#### [WHAT TO WORK ON]
Reproduce the listing exactly, with no pictures in your copy.
── EXTRACTED DATA
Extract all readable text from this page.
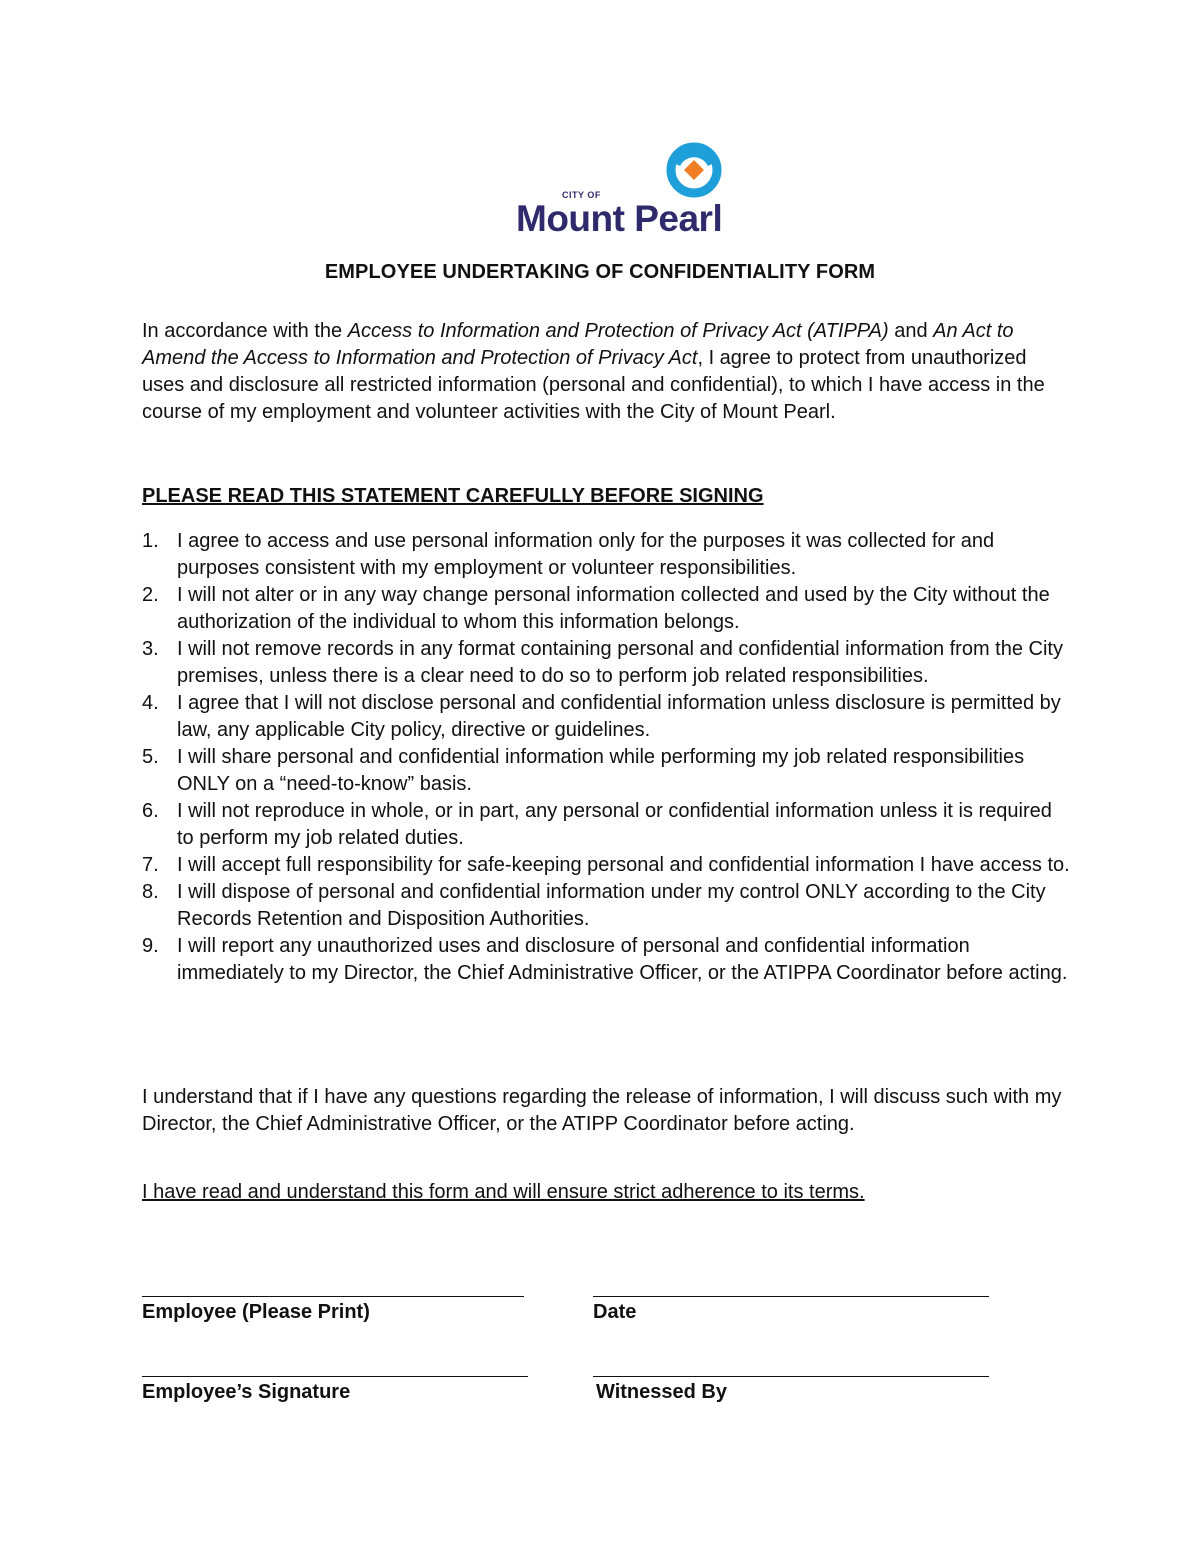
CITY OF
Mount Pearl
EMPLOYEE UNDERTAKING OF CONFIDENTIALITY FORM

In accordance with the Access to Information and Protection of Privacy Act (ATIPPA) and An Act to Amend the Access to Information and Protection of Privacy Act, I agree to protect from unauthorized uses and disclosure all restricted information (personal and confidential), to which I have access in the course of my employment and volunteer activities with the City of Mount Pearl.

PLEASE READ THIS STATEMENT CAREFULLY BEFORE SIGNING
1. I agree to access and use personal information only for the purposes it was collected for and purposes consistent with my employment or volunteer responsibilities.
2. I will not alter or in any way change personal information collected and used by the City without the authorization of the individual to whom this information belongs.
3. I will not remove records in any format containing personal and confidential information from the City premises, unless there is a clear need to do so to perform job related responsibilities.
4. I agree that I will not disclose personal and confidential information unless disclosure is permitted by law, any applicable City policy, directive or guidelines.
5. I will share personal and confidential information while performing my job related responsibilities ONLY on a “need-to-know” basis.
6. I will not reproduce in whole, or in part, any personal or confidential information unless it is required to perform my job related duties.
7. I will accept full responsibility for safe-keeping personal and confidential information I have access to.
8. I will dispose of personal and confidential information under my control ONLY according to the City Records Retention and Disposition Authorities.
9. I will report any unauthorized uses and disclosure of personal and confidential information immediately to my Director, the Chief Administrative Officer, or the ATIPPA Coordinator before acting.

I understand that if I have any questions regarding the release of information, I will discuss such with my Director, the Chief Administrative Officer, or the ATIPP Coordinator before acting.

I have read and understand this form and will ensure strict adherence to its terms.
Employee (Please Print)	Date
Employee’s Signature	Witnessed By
────
#### [SOLUTION FOR THIS TASK]
Extract all readable text from this page.
CITY OF
Mount Pearl
EMPLOYEE UNDERTAKING OF CONFIDENTIALITY FORM

In accordance with the Access to Information and Protection of Privacy Act (ATIPPA) and An Act to Amend the Access to Information and Protection of Privacy Act, I agree to protect from unauthorized uses and disclosure all restricted information (personal and confidential), to which I have access in the course of my employment and volunteer activities with the City of Mount Pearl.

PLEASE READ THIS STATEMENT CAREFULLY BEFORE SIGNING
1. I agree to access and use personal information only for the purposes it was collected for and purposes consistent with my employment or volunteer responsibilities.
2. I will not alter or in any way change personal information collected and used by the City without the authorization of the individual to whom this information belongs.
3. I will not remove records in any format containing personal and confidential information from the City premises, unless there is a clear need to do so to perform job related responsibilities.
4. I agree that I will not disclose personal and confidential information unless disclosure is permitted by law, any applicable City policy, directive or guidelines.
5. I will share personal and confidential information while performing my job related responsibilities ONLY on a “need-to-know” basis.
6. I will not reproduce in whole, or in part, any personal or confidential information unless it is required to perform my job related duties.
7. I will accept full responsibility for safe-keeping personal and confidential information I have access to.
8. I will dispose of personal and confidential information under my control ONLY according to the City Records Retention and Disposition Authorities.
9. I will report any unauthorized uses and disclosure of personal and confidential information immediately to my Director, the Chief Administrative Officer, or the ATIPPA Coordinator before acting.

I understand that if I have any questions regarding the release of information, I will discuss such with my Director, the Chief Administrative Officer, or the ATIPP Coordinator before acting.

I have read and understand this form and will ensure strict adherence to its terms.
Employee (Please Print)	Date
Employee’s Signature	Witnessed By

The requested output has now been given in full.